**WRITTEN TASK**
Look for the line containing "OCR this image." in the listing below. Retype that line and every subsequent line through the last one, and only those.

# # # # #

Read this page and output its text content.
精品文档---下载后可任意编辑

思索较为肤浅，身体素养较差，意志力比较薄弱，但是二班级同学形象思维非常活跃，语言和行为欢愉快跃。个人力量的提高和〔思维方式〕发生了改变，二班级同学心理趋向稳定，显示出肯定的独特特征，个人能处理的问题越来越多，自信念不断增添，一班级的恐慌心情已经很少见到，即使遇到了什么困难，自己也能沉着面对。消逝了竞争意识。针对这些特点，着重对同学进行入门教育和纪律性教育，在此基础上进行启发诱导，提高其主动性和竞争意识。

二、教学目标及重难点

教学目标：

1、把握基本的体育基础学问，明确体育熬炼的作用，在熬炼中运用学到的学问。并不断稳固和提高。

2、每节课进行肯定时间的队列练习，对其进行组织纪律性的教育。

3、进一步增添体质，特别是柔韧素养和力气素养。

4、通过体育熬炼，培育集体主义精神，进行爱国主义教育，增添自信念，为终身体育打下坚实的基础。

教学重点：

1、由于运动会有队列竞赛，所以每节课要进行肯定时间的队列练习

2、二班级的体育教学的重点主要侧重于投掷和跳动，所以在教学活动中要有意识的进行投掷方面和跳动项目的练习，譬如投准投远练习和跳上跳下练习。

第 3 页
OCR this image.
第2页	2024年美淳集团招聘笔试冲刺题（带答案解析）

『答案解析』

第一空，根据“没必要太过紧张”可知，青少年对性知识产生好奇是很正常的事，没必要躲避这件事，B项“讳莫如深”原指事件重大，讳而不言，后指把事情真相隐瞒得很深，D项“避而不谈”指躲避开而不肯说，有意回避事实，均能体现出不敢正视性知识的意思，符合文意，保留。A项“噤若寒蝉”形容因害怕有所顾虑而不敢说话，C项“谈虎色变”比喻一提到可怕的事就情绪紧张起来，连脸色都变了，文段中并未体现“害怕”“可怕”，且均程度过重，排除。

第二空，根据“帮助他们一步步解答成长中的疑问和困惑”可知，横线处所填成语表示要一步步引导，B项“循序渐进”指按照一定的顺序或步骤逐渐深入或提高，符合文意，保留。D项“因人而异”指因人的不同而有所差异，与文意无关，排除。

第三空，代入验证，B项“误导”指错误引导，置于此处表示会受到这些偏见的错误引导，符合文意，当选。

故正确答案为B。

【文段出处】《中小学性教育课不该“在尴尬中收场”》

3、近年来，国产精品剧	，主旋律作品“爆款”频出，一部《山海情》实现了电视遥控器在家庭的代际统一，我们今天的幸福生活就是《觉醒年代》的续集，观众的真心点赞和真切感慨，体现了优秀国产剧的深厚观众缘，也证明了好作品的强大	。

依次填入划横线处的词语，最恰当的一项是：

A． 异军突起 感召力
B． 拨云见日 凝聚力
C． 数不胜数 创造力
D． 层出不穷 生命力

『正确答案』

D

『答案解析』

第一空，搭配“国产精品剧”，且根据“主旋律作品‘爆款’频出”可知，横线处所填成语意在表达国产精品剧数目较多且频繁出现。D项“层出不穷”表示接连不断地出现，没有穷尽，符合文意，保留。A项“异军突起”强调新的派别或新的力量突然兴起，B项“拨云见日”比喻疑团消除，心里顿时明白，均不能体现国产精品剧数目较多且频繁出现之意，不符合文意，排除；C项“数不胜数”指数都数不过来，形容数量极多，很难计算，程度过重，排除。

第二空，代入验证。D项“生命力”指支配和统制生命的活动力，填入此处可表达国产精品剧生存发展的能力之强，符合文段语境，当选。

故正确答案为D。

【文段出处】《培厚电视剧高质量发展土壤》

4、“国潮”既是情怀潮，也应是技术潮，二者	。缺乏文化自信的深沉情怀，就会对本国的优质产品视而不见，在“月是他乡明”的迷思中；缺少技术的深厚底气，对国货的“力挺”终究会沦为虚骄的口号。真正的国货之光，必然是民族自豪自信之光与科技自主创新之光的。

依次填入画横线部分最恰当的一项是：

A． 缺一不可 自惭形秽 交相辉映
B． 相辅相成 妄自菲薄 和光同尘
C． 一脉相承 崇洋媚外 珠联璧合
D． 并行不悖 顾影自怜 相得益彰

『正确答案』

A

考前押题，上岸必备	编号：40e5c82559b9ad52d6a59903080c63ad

# # # # #

**EXPECTED OUTPUT**
OCR this image.
第2页	2024年美淳集团招聘笔试冲刺题（带答案解析）

『答案解析』

第一空，根据“没必要太过紧张”可知，青少年对性知识产生好奇是很正常的事，没必要躲避这件事，B项“讳莫如深”原指事件重大，讳而不言，后指把事情真相隐瞒得很深，D项“避而不谈”指躲避开而不肯说，有意回避事实，均能体现出不敢正视性知识的意思，符合文意，保留。A项“噤若寒蝉”形容因害怕有所顾虑而不敢说话，C项“谈虎色变”比喻一提到可怕的事就情绪紧张起来，连脸色都变了，文段中并未体现“害怕”“可怕”，且均程度过重，排除。

第二空，根据“帮助他们一步步解答成长中的疑问和困惑”可知，横线处所填成语表示要一步步引导，B项“循序渐进”指按照一定的顺序或步骤逐渐深入或提高，符合文意，保留。D项“因人而异”指因人的不同而有所差异，与文意无关，排除。

第三空，代入验证，B项“误导”指错误引导，置于此处表示会受到这些偏见的错误引导，符合文意，当选。

故正确答案为B。

【文段出处】《中小学性教育课不该“在尴尬中收场”》

3、近年来，国产精品剧	，主旋律作品“爆款”频出，一部《山海情》实现了电视遥控器在家庭的代际统一，我们今天的幸福生活就是《觉醒年代》的续集，观众的真心点赞和真切感慨，体现了优秀国产剧的深厚观众缘，也证明了好作品的强大	。

依次填入划横线处的词语，最恰当的一项是：

A． 异军突起 感召力
B． 拨云见日 凝聚力
C． 数不胜数 创造力
D． 层出不穷 生命力

『正确答案』

D

『答案解析』

第一空，搭配“国产精品剧”，且根据“主旋律作品‘爆款’频出”可知，横线处所填成语意在表达国产精品剧数目较多且频繁出现。D项“层出不穷”表示接连不断地出现，没有穷尽，符合文意，保留。A项“异军突起”强调新的派别或新的力量突然兴起，B项“拨云见日”比喻疑团消除，心里顿时明白，均不能体现国产精品剧数目较多且频繁出现之意，不符合文意，排除；C项“数不胜数”指数都数不过来，形容数量极多，很难计算，程度过重，排除。

第二空，代入验证。D项“生命力”指支配和统制生命的活动力，填入此处可表达国产精品剧生存发展的能力之强，符合文段语境，当选。

故正确答案为D。

【文段出处】《培厚电视剧高质量发展土壤》

4、“国潮”既是情怀潮，也应是技术潮，二者	。缺乏文化自信的深沉情怀，就会对本国的优质产品视而不见，在“月是他乡明”的迷思中；缺少技术的深厚底气，对国货的“力挺”终究会沦为虚骄的口号。真正的国货之光，必然是民族自豪自信之光与科技自主创新之光的。

依次填入画横线部分最恰当的一项是：

A． 缺一不可 自惭形秽 交相辉映
B． 相辅相成 妄自菲薄 和光同尘
C． 一脉相承 崇洋媚外 珠联璧合
D． 并行不悖 顾影自怜 相得益彰

『正确答案』

A

考前押题，上岸必备	编号：40e5c82559b9ad52d6a59903080c63ad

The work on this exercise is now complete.